- [WORK TO COMPLETE] Go through the entries below and pick out every line with "JSON".

[start DATASET]

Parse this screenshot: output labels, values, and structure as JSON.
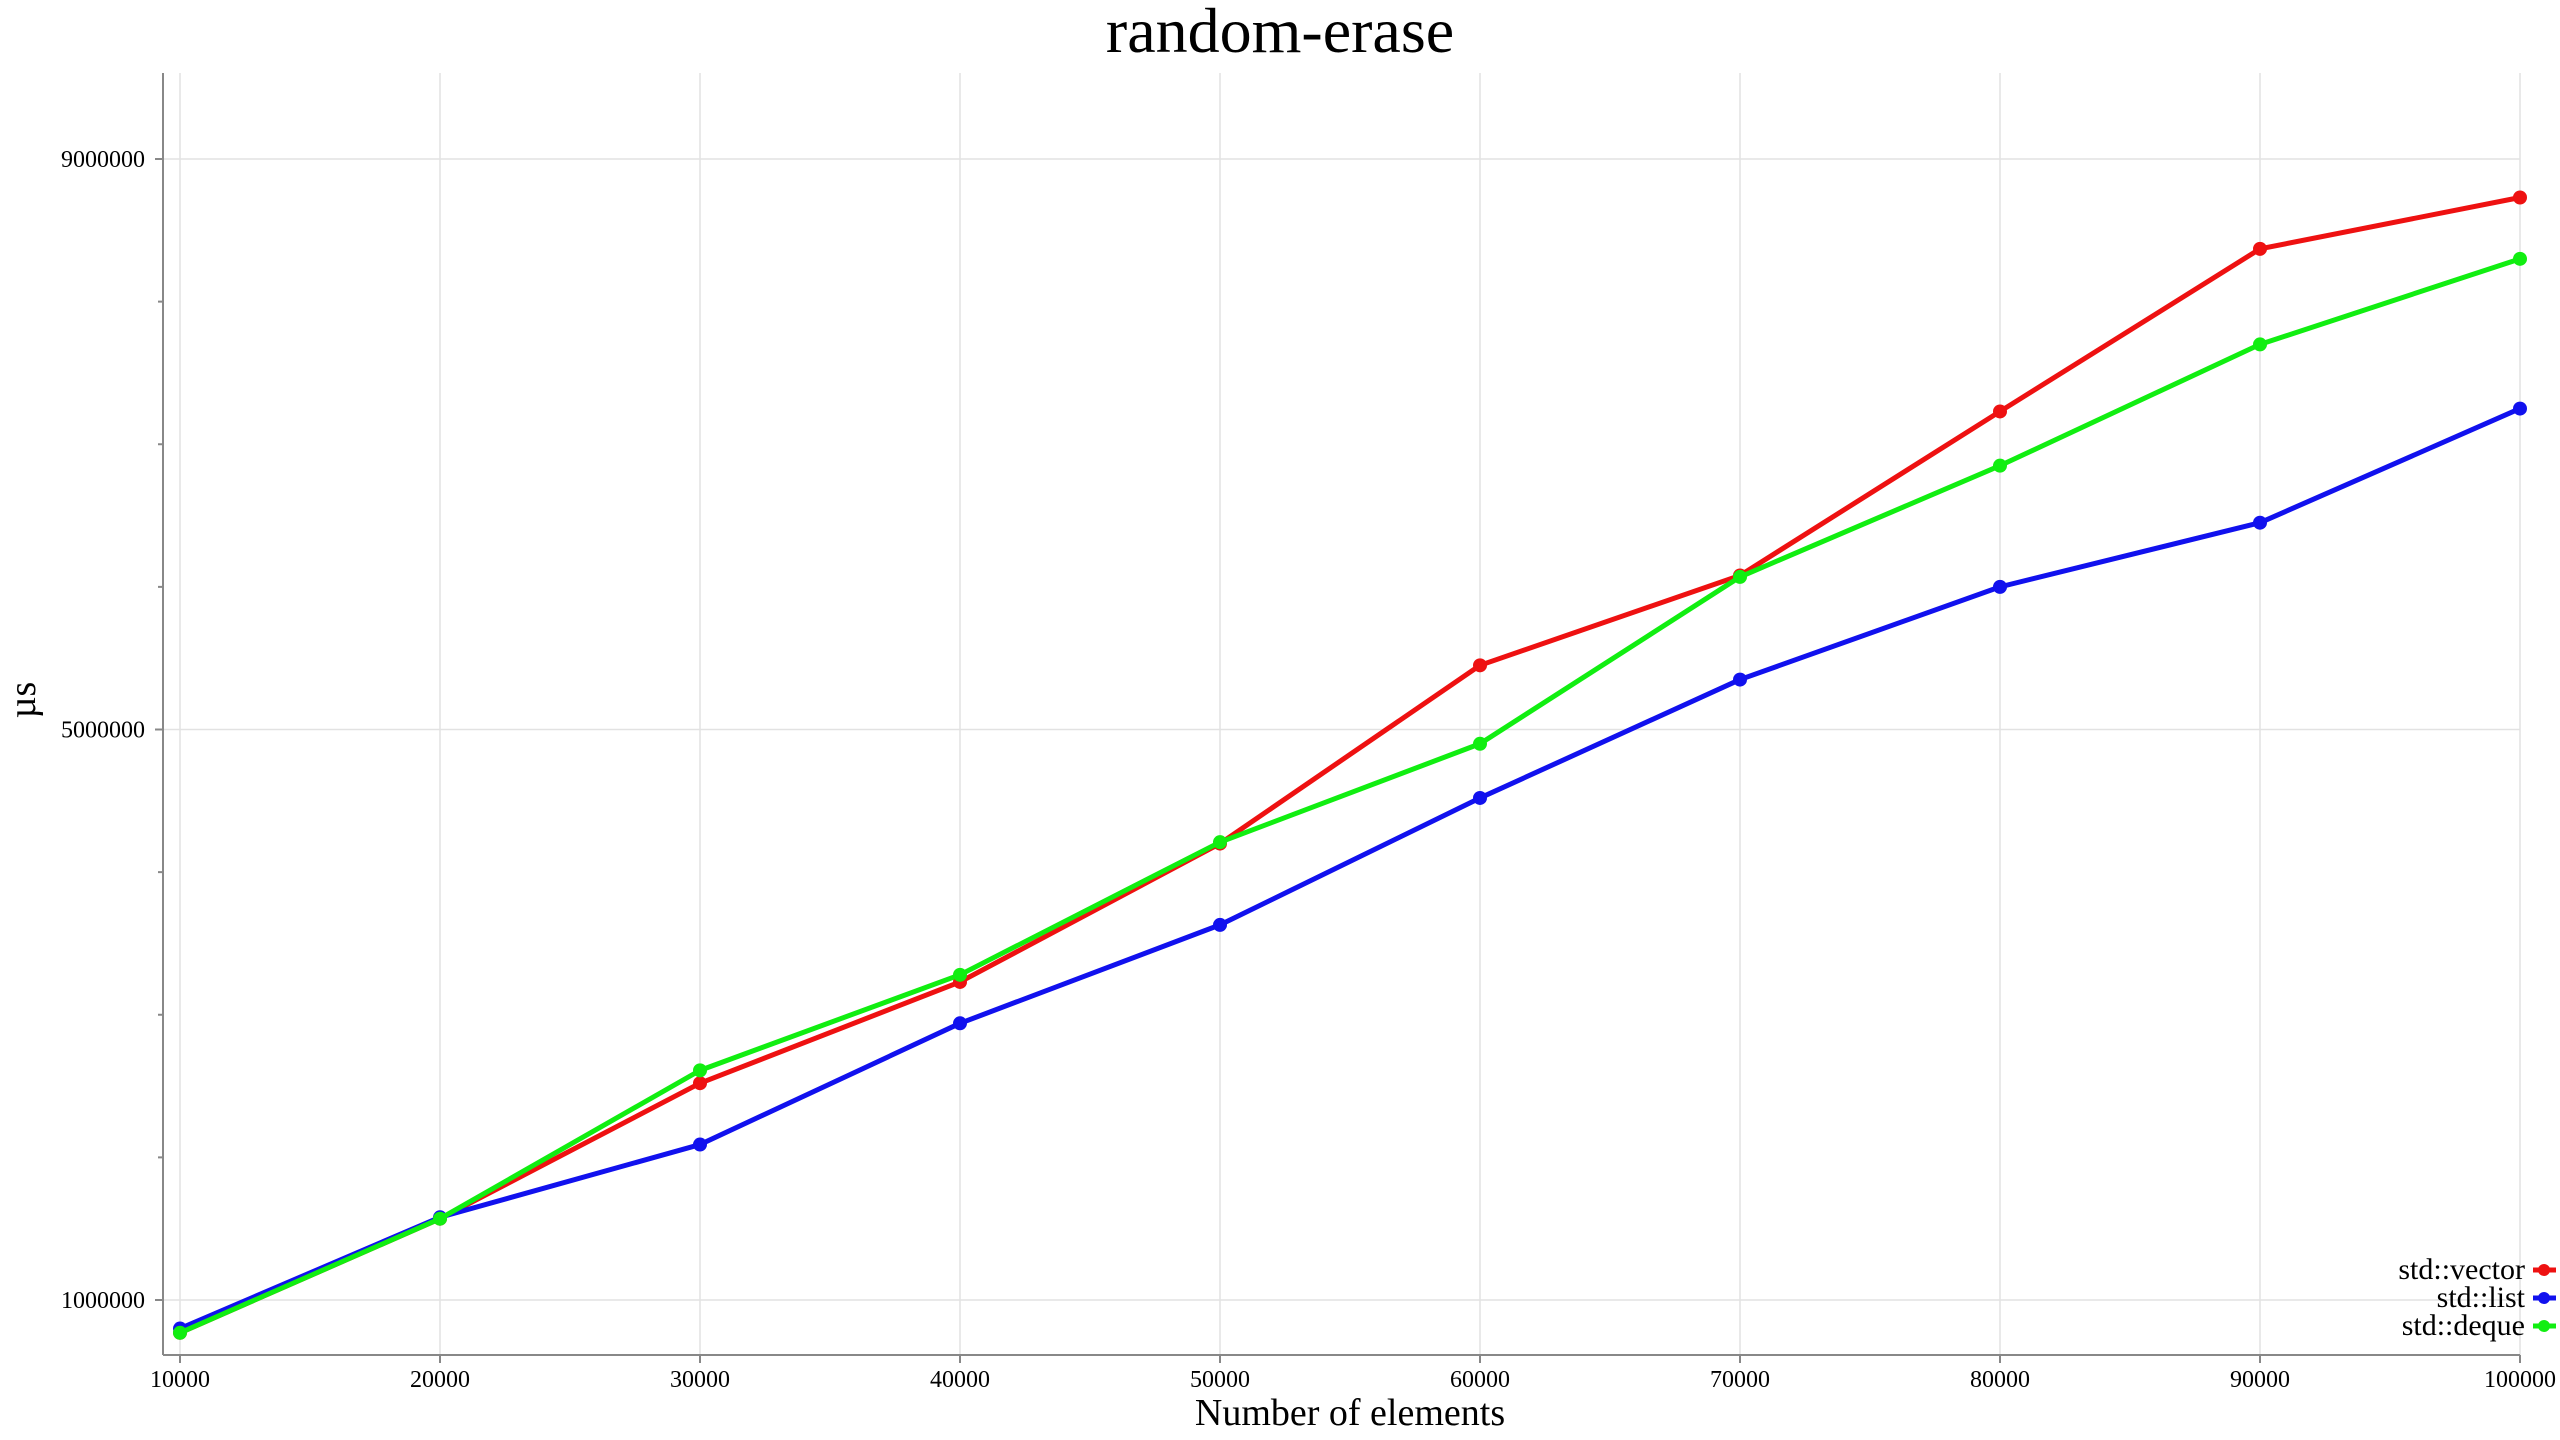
{
  "chart_data": {
    "type": "line",
    "title": "random-erase",
    "xlabel": "Number of elements",
    "ylabel": "µs",
    "x": [
      10000,
      20000,
      30000,
      40000,
      50000,
      60000,
      70000,
      80000,
      90000,
      100000
    ],
    "xticks": [
      "10000",
      "20000",
      "30000",
      "40000",
      "50000",
      "60000",
      "70000",
      "80000",
      "90000",
      "100000"
    ],
    "xlim": [
      10000,
      100000
    ],
    "yticks": [
      {
        "value": 9000000,
        "label": "9000000"
      },
      {
        "value": 5000000,
        "label": "5000000"
      },
      {
        "value": 1000000,
        "label": "1000000"
      }
    ],
    "yminor": [
      2000000,
      3000000,
      4000000,
      6000000,
      7000000,
      8000000
    ],
    "ylim": [
      600000,
      9600000
    ],
    "grid": true,
    "legend_position": "bottom-right",
    "series": [
      {
        "name": "std::vector",
        "color": "#ee1111",
        "values": [
          770000,
          1570000,
          2520000,
          3230000,
          4200000,
          5450000,
          6080000,
          7230000,
          8370000,
          8730000
        ]
      },
      {
        "name": "std::list",
        "color": "#1111ee",
        "values": [
          800000,
          1580000,
          2090000,
          2940000,
          3630000,
          4520000,
          5350000,
          6000000,
          6450000,
          7250000
        ]
      },
      {
        "name": "std::deque",
        "color": "#11ee11",
        "values": [
          770000,
          1570000,
          2610000,
          3280000,
          4210000,
          4900000,
          6070000,
          6850000,
          7700000,
          8300000
        ]
      }
    ]
  }
}
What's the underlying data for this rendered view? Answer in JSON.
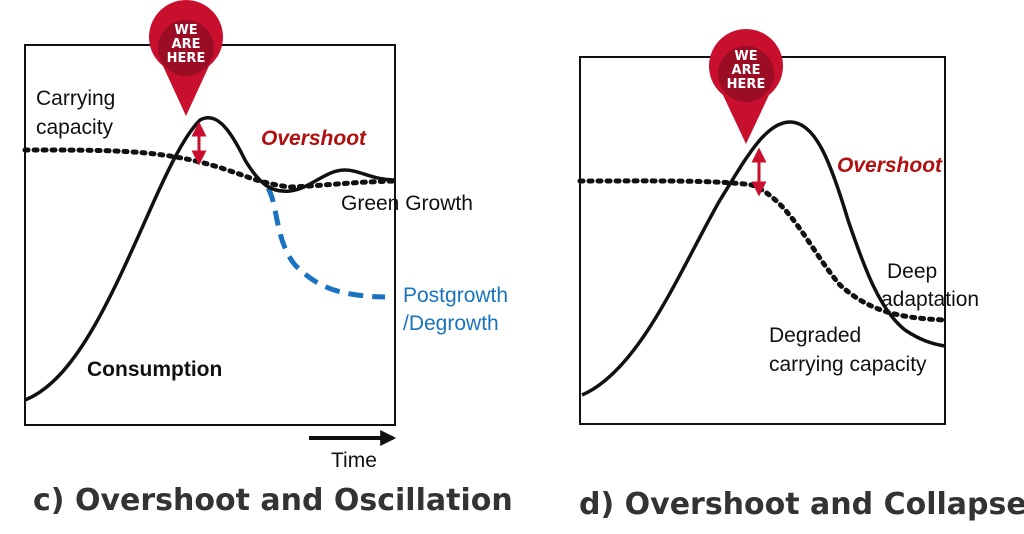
{
  "panel_c": {
    "title": "c) Overshoot and Oscillation",
    "pin": {
      "line1": "WE",
      "line2": "ARE",
      "line3": "HERE"
    },
    "labels": {
      "carrying_capacity_1": "Carrying",
      "carrying_capacity_2": "capacity",
      "overshoot": "Overshoot",
      "green_growth": "Green Growth",
      "postgrowth_1": "Postgrowth",
      "postgrowth_2": "/Degrowth",
      "consumption": "Consumption",
      "time": "Time"
    }
  },
  "panel_d": {
    "title": "d) Overshoot and Collapse",
    "pin": {
      "line1": "WE",
      "line2": "ARE",
      "line3": "HERE"
    },
    "labels": {
      "overshoot": "Overshoot",
      "deep_1": "Deep",
      "deep_2": "adaptation",
      "degraded_1": "Degraded",
      "degraded_2": "carrying capacity"
    }
  },
  "colors": {
    "line": "#111111",
    "pin": "#c8102e",
    "pin_dark": "#9b0d24",
    "overshoot_text": "#b01010",
    "arrow": "#c8102e",
    "postgrowth": "#1a73c0",
    "title": "#333333"
  }
}
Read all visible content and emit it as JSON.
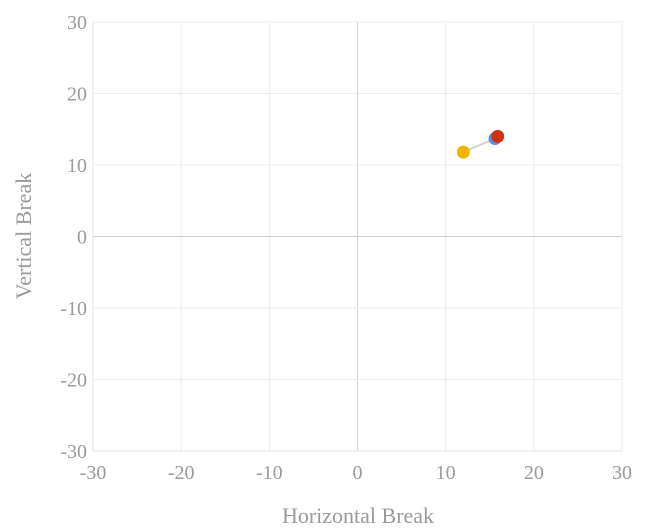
{
  "chart_data": {
    "type": "scatter",
    "xlabel": "Horizontal Break",
    "ylabel": "Vertical Break",
    "xlim": [
      -30,
      30
    ],
    "ylim": [
      -30,
      30
    ],
    "xticks": [
      -30,
      -20,
      -10,
      0,
      10,
      20,
      30
    ],
    "yticks": [
      -30,
      -20,
      -10,
      0,
      10,
      20,
      30
    ],
    "grid": true,
    "connector": {
      "color": "#d0d0d0",
      "points": [
        [
          12.0,
          11.8
        ],
        [
          15.6,
          13.7
        ],
        [
          15.9,
          14.0
        ]
      ]
    },
    "series": [
      {
        "color": "#f0b400",
        "points": [
          {
            "x": 12.0,
            "y": 11.8
          }
        ]
      },
      {
        "color": "#5b8def",
        "points": [
          {
            "x": 15.6,
            "y": 13.7
          }
        ]
      },
      {
        "color": "#cc3311",
        "points": [
          {
            "x": 15.9,
            "y": 14.0
          }
        ]
      }
    ]
  }
}
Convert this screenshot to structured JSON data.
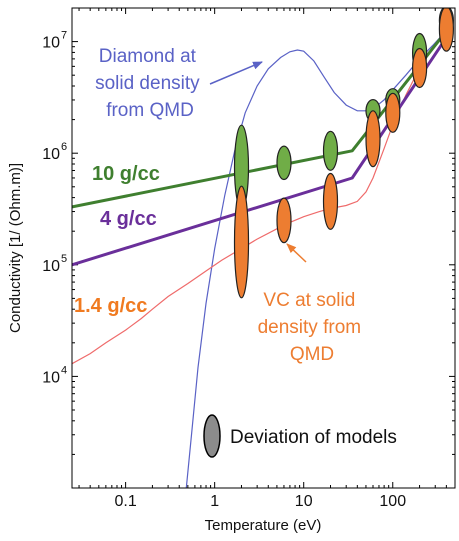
{
  "chart_data": {
    "type": "line",
    "xlabel": "Temperature (eV)",
    "ylabel": "Conductivity [1/ (Ohm.m)]",
    "xscale": "log",
    "yscale": "log",
    "xlim": [
      0.025,
      500
    ],
    "ylim": [
      1000,
      20000000
    ],
    "x_ticks": [
      0.1,
      1,
      10,
      100
    ],
    "x_tick_labels": [
      "0.1",
      "1",
      "10",
      "100"
    ],
    "y_ticks": [
      10000,
      100000,
      1000000,
      10000000
    ],
    "y_tick_labels": [
      "10",
      "10",
      "10",
      "10"
    ],
    "y_tick_exponents": [
      "4",
      "5",
      "6",
      "7"
    ],
    "colors": {
      "density_10": "#3f7f2f",
      "density_4": "#6a2f9a",
      "density_1_4": "#f07a20",
      "qmd_diamond": "#5a62c6",
      "qmd_vc": "#ef6b6b",
      "marker_green": "#70ad47",
      "marker_orange": "#ed7d31",
      "marker_gray": "#8c8c8c"
    },
    "series": [
      {
        "name": "10 g/cc",
        "style": "model-line",
        "x": [
          0.025,
          35,
          450
        ],
        "y": [
          330000,
          1050000,
          14000000
        ]
      },
      {
        "name": "4 g/cc",
        "style": "model-line",
        "x": [
          0.025,
          35,
          450
        ],
        "y": [
          100000,
          600000,
          12500000
        ]
      },
      {
        "name": "Diamond at solid density from QMD",
        "style": "qmd-curve",
        "x": [
          0.46,
          0.55,
          0.65,
          0.8,
          1.0,
          1.3,
          1.7,
          2.2,
          3,
          4,
          5.5,
          7,
          8.5,
          10,
          13,
          17,
          22,
          30,
          40,
          50,
          60,
          80,
          100,
          140,
          200,
          280,
          380,
          450
        ],
        "y": [
          700,
          3000,
          12000,
          45000,
          140000,
          420000,
          1100000,
          2300000,
          4000000,
          5700000,
          7200000,
          8100000,
          8400000,
          8200000,
          6700000,
          4800000,
          3500000,
          2700000,
          2400000,
          2400000,
          2500000,
          3000000,
          3700000,
          5000000,
          7000000,
          9200000,
          12000000,
          14500000
        ]
      },
      {
        "name": "VC at solid density from QMD",
        "style": "qmd-curve",
        "x": [
          0.025,
          0.04,
          0.06,
          0.1,
          0.15,
          0.2,
          0.3,
          0.5,
          0.8,
          1.2,
          2,
          3,
          5,
          7,
          10,
          15,
          20,
          30,
          40,
          50,
          60,
          80,
          100,
          140,
          200,
          280,
          380,
          450
        ],
        "y": [
          13000,
          16000,
          20000,
          26000,
          33000,
          40000,
          52000,
          68000,
          88000,
          110000,
          140000,
          170000,
          210000,
          240000,
          270000,
          300000,
          320000,
          340000,
          370000,
          450000,
          600000,
          1100000,
          1800000,
          3300000,
          5800000,
          8800000,
          12000000,
          14000000
        ]
      }
    ],
    "markers": [
      {
        "group": "10 g/cc",
        "x": 2,
        "y": 750000,
        "spread": 0.15
      },
      {
        "group": "10 g/cc",
        "x": 6,
        "y": 820000,
        "spread": 0.06
      },
      {
        "group": "10 g/cc",
        "x": 20,
        "y": 1050000,
        "spread": 0.07
      },
      {
        "group": "10 g/cc",
        "x": 60,
        "y": 2400000,
        "spread": 0.04
      },
      {
        "group": "10 g/cc",
        "x": 100,
        "y": 3000000,
        "spread": 0.04
      },
      {
        "group": "10 g/cc",
        "x": 200,
        "y": 7900000,
        "spread": 0.07
      },
      {
        "group": "10 g/cc",
        "x": 400,
        "y": 15500000,
        "spread": 0.05
      },
      {
        "group": "1.4 g/cc",
        "x": 2,
        "y": 160000,
        "spread": 0.2
      },
      {
        "group": "1.4 g/cc",
        "x": 6,
        "y": 250000,
        "spread": 0.08
      },
      {
        "group": "1.4 g/cc",
        "x": 20,
        "y": 370000,
        "spread": 0.1
      },
      {
        "group": "1.4 g/cc",
        "x": 60,
        "y": 1350000,
        "spread": 0.1
      },
      {
        "group": "1.4 g/cc",
        "x": 100,
        "y": 2300000,
        "spread": 0.07
      },
      {
        "group": "1.4 g/cc",
        "x": 200,
        "y": 5800000,
        "spread": 0.07
      },
      {
        "group": "1.4 g/cc",
        "x": 400,
        "y": 13000000,
        "spread": 0.08
      }
    ],
    "annotations": {
      "diamond_label": [
        "Diamond at",
        "solid density",
        "from QMD"
      ],
      "vc_label": [
        "VC at solid",
        "density from",
        "QMD"
      ],
      "label_10": "10 g/cc",
      "label_4": "4 g/cc",
      "label_1_4": "1.4 g/cc",
      "legend_deviation": "Deviation of models"
    },
    "grid": false,
    "legend": "bottom-right"
  }
}
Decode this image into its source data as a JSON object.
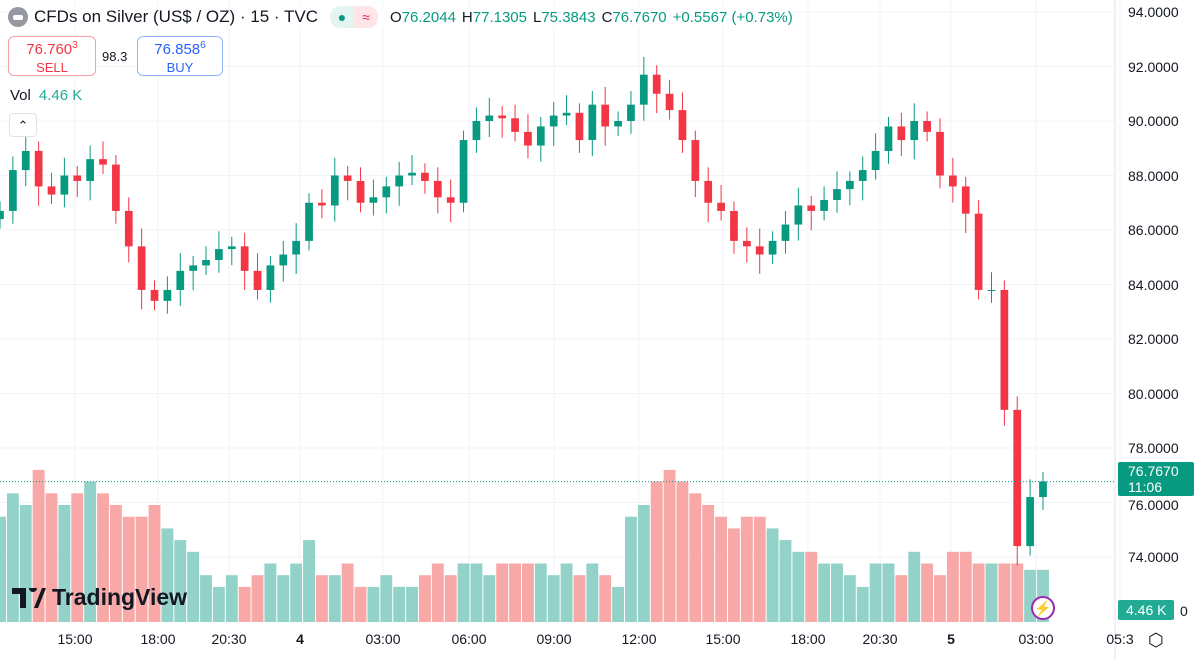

[end DATASET]

- [THE SOLUTION]
Parse this screenshot: output labels, values, and structure as JSON.
What's the underlying data for this rendered view? Answer in JSON.
Read all visible content and emit it as JSON.
Convert this screenshot to structured JSON data.
Decode this image into its source data as a JSON object.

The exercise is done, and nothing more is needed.